## The request
Take the material below and extract the lines from the one with "Output a JSON" through the one with "Read all visible content and emit it as JSON.", word for word, without pictures.

━━━━━━━━━━━━━━━━━━━━

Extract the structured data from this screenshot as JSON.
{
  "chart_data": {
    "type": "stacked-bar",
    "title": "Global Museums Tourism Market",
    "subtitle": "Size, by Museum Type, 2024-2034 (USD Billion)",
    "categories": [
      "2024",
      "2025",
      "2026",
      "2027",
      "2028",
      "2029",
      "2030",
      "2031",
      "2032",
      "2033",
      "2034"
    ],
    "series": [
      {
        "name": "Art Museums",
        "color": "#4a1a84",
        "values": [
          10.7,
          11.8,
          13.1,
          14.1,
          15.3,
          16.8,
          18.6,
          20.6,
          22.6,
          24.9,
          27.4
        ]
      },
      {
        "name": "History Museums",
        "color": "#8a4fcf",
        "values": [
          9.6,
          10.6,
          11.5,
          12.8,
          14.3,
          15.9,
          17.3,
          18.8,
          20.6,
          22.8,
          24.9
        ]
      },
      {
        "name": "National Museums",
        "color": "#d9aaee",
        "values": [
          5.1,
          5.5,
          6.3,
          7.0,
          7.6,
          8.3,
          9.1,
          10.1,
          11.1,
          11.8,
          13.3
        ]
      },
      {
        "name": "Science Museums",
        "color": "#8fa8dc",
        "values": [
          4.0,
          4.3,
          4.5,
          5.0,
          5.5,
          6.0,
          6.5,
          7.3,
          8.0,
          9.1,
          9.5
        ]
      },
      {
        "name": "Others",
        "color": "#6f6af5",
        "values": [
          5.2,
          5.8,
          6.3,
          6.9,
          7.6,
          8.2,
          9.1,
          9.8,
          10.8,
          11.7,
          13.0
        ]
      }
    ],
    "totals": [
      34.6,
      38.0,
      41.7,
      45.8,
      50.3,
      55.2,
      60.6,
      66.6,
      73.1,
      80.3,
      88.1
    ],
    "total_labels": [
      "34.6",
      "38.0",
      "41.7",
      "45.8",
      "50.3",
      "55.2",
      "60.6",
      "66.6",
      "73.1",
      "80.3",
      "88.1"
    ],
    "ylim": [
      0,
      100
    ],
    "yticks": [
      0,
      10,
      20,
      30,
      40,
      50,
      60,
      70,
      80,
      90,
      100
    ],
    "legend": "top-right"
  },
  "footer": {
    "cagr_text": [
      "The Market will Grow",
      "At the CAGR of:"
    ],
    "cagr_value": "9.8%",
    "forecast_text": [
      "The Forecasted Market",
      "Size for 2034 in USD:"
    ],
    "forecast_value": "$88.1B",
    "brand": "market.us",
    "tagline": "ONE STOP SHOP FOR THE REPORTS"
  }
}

━━━━━━━━━━━━━━━━━━━━

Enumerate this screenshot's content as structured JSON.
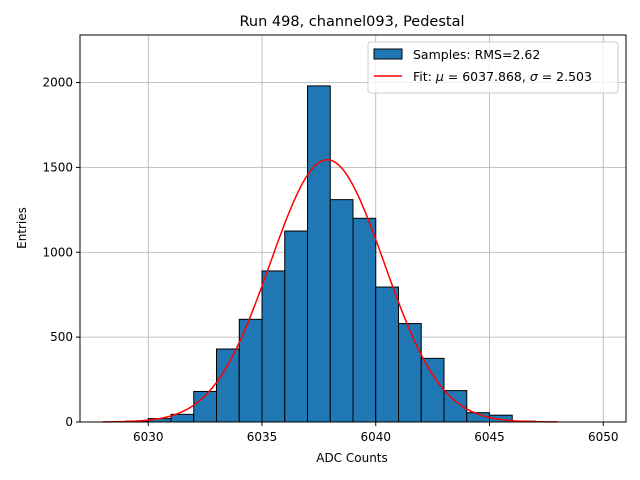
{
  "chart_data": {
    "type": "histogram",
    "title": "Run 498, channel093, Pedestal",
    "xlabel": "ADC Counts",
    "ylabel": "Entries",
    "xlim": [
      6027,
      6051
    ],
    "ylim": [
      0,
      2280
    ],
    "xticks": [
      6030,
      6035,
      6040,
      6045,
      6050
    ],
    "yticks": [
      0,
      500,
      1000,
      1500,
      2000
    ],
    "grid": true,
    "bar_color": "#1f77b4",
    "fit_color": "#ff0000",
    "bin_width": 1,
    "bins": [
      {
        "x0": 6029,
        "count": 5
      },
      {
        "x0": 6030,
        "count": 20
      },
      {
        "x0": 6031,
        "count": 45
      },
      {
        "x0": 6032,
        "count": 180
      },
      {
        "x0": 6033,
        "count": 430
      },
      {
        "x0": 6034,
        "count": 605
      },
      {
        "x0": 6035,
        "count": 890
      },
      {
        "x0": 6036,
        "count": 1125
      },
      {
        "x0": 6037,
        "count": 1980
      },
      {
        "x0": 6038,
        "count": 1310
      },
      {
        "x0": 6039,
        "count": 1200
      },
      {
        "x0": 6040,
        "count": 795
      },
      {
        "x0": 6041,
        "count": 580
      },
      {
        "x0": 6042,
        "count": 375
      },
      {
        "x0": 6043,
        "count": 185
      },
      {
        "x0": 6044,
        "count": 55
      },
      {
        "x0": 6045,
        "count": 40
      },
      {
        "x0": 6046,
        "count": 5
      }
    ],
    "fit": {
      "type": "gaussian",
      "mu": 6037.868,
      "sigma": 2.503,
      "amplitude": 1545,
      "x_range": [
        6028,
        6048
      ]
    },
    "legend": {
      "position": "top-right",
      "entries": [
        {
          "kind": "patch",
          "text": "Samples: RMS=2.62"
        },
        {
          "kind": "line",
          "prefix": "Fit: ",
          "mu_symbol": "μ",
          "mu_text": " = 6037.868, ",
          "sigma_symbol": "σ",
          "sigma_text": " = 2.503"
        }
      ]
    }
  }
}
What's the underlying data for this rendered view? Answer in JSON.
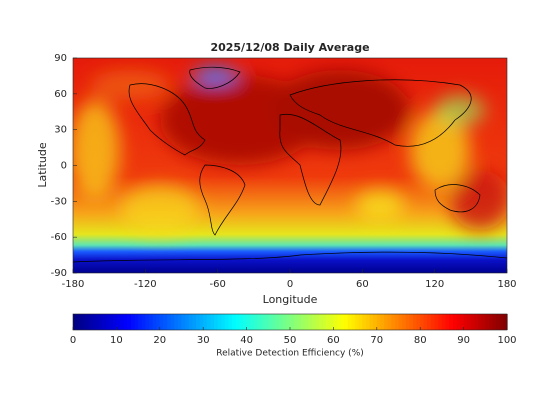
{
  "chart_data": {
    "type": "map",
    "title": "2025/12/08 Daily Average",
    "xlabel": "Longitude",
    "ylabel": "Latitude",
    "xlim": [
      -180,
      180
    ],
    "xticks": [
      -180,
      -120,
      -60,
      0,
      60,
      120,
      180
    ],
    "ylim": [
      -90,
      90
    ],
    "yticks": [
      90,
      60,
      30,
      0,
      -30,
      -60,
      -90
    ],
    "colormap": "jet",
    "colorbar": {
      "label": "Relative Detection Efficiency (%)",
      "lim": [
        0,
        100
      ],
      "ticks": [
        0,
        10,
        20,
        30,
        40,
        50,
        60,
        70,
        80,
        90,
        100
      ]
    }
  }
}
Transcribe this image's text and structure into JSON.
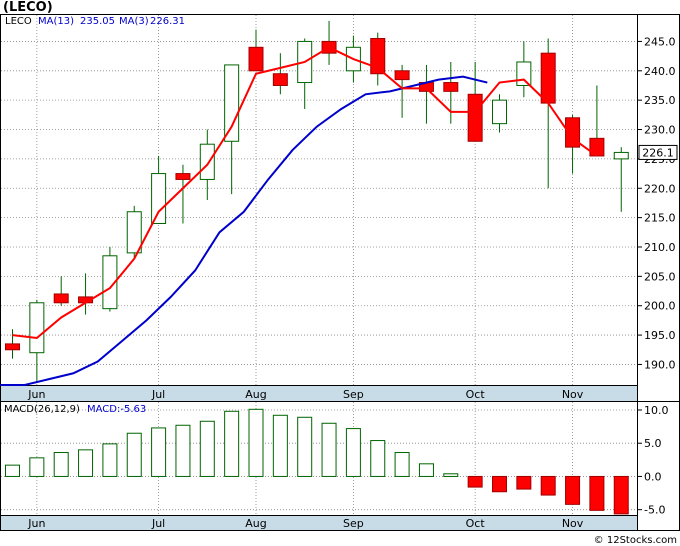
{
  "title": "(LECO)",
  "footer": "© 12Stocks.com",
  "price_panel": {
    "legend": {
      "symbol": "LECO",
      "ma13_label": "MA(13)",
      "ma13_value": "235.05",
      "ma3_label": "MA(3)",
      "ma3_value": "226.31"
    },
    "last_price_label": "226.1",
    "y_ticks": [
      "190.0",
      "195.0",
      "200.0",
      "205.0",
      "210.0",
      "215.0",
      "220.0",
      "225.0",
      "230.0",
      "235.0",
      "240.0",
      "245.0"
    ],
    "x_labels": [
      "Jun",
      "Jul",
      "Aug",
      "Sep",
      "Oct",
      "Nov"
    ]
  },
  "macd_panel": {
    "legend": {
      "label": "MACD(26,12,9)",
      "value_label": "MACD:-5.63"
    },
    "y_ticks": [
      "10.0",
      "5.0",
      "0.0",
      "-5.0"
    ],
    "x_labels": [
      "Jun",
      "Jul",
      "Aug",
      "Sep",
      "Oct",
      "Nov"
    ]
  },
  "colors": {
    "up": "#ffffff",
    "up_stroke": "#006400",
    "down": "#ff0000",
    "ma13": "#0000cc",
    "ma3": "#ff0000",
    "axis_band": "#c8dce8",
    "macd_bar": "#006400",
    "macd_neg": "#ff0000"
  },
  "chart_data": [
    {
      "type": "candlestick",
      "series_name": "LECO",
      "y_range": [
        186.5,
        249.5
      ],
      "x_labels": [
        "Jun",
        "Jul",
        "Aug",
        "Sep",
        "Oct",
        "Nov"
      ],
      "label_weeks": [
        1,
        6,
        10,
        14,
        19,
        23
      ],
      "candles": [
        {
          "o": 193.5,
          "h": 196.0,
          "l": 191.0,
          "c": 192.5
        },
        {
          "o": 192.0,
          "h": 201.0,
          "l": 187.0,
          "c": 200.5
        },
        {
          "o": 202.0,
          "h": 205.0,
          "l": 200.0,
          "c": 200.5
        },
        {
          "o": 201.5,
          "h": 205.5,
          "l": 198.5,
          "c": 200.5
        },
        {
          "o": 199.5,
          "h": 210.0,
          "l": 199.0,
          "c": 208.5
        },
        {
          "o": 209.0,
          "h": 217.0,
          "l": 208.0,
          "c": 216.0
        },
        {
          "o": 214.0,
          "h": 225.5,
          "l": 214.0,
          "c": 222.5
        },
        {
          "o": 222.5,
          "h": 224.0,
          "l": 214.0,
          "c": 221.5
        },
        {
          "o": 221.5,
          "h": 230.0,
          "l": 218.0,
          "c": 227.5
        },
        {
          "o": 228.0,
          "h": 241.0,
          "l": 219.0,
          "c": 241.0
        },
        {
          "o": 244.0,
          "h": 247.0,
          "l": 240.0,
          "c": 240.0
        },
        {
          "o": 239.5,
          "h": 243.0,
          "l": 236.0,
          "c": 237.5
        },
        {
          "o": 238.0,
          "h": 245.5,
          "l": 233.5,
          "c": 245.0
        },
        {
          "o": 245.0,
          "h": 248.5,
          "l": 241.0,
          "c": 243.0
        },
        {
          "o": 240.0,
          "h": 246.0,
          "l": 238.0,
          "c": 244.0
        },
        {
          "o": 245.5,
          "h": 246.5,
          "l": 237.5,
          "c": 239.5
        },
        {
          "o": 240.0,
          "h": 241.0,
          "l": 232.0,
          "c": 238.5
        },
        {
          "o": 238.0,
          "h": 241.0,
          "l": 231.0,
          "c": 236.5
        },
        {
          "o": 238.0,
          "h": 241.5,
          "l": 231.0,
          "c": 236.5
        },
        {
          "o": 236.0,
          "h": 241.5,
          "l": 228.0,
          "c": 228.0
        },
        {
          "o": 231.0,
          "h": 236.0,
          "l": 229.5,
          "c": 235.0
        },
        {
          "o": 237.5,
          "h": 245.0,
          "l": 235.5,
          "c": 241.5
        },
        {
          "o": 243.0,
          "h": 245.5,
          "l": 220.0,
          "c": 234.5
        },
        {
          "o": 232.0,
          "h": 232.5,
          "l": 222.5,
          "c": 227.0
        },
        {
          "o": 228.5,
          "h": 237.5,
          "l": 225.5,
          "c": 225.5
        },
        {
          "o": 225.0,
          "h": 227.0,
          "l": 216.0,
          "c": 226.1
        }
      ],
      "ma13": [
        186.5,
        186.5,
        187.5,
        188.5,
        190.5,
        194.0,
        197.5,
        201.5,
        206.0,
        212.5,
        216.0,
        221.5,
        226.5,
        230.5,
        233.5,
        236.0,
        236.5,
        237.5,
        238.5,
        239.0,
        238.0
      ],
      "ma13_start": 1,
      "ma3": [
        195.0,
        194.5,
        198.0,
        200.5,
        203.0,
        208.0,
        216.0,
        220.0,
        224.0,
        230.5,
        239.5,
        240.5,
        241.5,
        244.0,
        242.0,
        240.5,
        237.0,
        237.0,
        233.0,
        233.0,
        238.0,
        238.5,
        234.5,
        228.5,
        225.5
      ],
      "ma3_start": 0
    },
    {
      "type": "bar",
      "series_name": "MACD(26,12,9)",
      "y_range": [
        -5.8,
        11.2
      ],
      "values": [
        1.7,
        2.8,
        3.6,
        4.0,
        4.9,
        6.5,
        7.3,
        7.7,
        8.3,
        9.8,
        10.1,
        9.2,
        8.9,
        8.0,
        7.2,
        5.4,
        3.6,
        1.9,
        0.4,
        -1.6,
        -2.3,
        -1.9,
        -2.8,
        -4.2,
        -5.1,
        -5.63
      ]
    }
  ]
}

━━━━━━━━━━━━━━━━━━━━

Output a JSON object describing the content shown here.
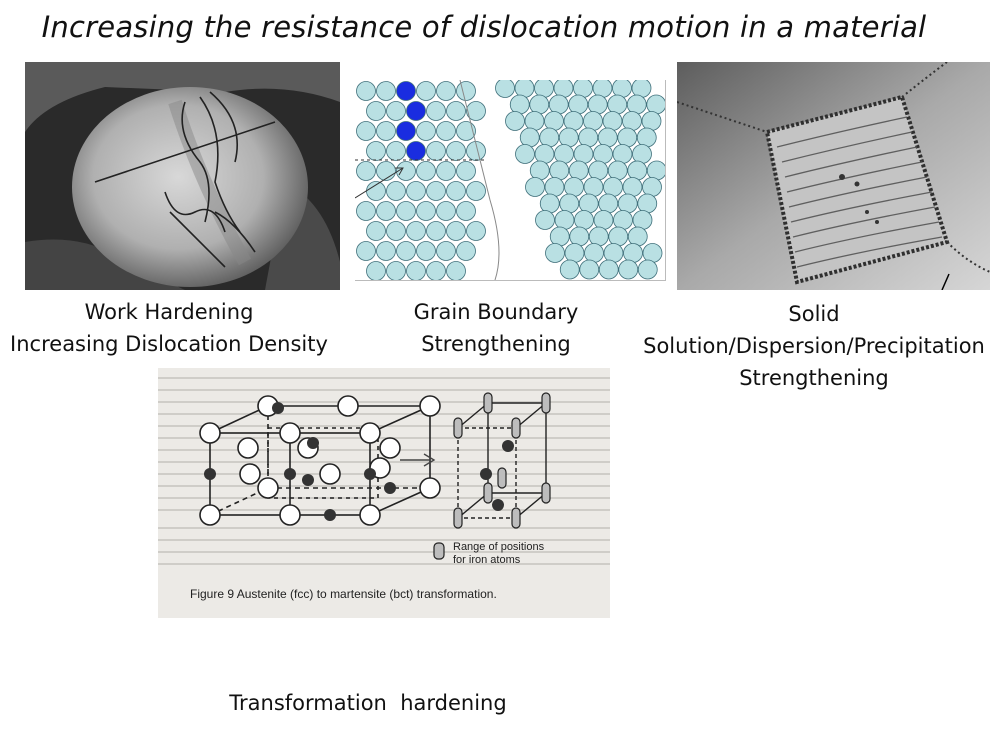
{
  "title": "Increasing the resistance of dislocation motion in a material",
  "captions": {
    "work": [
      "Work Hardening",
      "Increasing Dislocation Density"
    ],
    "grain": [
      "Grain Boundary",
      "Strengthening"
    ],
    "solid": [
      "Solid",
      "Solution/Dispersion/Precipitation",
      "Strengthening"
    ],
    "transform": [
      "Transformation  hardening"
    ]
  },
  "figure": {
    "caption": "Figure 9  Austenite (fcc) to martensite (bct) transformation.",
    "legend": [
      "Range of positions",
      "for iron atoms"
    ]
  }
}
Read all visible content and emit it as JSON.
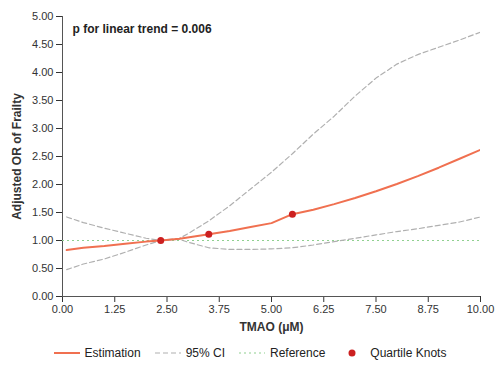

━━━━━━━━━━━━━━━━━━━━

## Task response
Output a JSON object describing the content shown here.
{
  "title": "Increasing the resistance of dislocation motion in a material",
  "captions": {
    "work": [
      "Work Hardening",
      "Increasing Dislocation Density"
    ],
    "grain": [
      "Grain Boundary",
      "Strengthening"
    ],
    "solid": [
      "Solid",
      "Solution/Dispersion/Precipitation",
      "Strengthening"
    ],
    "transform": [
      "Transformation  hardening"
    ]
  },
  "figure": {
    "caption": "Figure 9  Austenite (fcc) to martensite (bct) transformation.",
    "legend": [
      "Range of positions",
      "for iron atoms"
    ]
  }
}
Read all visible content and emit it as JSON.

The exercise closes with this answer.